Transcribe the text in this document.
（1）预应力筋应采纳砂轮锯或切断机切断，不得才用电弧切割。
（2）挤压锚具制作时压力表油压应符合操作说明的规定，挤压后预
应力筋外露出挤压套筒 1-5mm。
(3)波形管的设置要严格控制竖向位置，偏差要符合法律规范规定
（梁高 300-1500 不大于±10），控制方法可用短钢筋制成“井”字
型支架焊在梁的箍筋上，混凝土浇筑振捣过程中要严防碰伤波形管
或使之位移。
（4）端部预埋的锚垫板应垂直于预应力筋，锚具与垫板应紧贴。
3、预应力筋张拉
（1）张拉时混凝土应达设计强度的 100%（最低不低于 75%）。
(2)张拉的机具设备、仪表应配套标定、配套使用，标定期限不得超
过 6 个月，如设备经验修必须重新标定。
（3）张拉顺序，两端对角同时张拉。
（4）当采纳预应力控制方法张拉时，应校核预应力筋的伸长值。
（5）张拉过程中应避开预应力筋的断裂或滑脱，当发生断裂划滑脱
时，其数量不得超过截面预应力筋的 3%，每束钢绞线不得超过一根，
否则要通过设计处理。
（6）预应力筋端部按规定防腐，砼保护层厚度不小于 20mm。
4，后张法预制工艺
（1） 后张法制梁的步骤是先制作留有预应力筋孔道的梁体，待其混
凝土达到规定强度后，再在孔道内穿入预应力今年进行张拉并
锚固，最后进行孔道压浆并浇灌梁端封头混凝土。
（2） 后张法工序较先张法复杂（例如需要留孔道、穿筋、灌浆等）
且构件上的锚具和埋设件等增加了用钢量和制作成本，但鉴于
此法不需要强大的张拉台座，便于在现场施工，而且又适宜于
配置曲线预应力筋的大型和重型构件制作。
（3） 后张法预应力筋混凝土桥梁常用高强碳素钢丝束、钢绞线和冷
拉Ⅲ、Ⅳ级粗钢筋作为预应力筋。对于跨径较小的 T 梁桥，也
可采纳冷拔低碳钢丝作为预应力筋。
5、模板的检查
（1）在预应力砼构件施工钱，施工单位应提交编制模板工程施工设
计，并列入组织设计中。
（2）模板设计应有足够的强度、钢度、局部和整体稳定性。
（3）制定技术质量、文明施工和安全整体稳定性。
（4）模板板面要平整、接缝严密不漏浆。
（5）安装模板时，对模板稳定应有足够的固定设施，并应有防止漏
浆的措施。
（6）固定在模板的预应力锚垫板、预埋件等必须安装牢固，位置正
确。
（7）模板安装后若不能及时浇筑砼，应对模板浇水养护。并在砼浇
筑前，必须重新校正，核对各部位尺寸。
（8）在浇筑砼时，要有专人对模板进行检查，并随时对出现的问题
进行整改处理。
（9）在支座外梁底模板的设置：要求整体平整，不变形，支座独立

---------------

• Aim
Every line of the data above should be reproduced word for word.

• Full solution
Transcribe the text in this document.
（1）预应力筋应采纳砂轮锯或切断机切断，不得才用电弧切割。
（2）挤压锚具制作时压力表油压应符合操作说明的规定，挤压后预
应力筋外露出挤压套筒 1-5mm。
(3)波形管的设置要严格控制竖向位置，偏差要符合法律规范规定
（梁高 300-1500 不大于±10），控制方法可用短钢筋制成“井”字
型支架焊在梁的箍筋上，混凝土浇筑振捣过程中要严防碰伤波形管
或使之位移。
（4）端部预埋的锚垫板应垂直于预应力筋，锚具与垫板应紧贴。
3、预应力筋张拉
（1）张拉时混凝土应达设计强度的 100%（最低不低于 75%）。
(2)张拉的机具设备、仪表应配套标定、配套使用，标定期限不得超
过 6 个月，如设备经验修必须重新标定。
（3）张拉顺序，两端对角同时张拉。
（4）当采纳预应力控制方法张拉时，应校核预应力筋的伸长值。
（5）张拉过程中应避开预应力筋的断裂或滑脱，当发生断裂划滑脱
时，其数量不得超过截面预应力筋的 3%，每束钢绞线不得超过一根，
否则要通过设计处理。
（6）预应力筋端部按规定防腐，砼保护层厚度不小于 20mm。
4，后张法预制工艺
（1） 后张法制梁的步骤是先制作留有预应力筋孔道的梁体，待其混
凝土达到规定强度后，再在孔道内穿入预应力今年进行张拉并
锚固，最后进行孔道压浆并浇灌梁端封头混凝土。
（2） 后张法工序较先张法复杂（例如需要留孔道、穿筋、灌浆等）
且构件上的锚具和埋设件等增加了用钢量和制作成本，但鉴于
此法不需要强大的张拉台座，便于在现场施工，而且又适宜于
配置曲线预应力筋的大型和重型构件制作。
（3） 后张法预应力筋混凝土桥梁常用高强碳素钢丝束、钢绞线和冷
拉Ⅲ、Ⅳ级粗钢筋作为预应力筋。对于跨径较小的 T 梁桥，也
可采纳冷拔低碳钢丝作为预应力筋。
5、模板的检查
（1）在预应力砼构件施工钱，施工单位应提交编制模板工程施工设
计，并列入组织设计中。
（2）模板设计应有足够的强度、钢度、局部和整体稳定性。
（3）制定技术质量、文明施工和安全整体稳定性。
（4）模板板面要平整、接缝严密不漏浆。
（5）安装模板时，对模板稳定应有足够的固定设施，并应有防止漏
浆的措施。
（6）固定在模板的预应力锚垫板、预埋件等必须安装牢固，位置正
确。
（7）模板安装后若不能及时浇筑砼，应对模板浇水养护。并在砼浇
筑前，必须重新校正，核对各部位尺寸。
（8）在浇筑砼时，要有专人对模板进行检查，并随时对出现的问题
进行整改处理。
（9）在支座外梁底模板的设置：要求整体平整，不变形，支座独立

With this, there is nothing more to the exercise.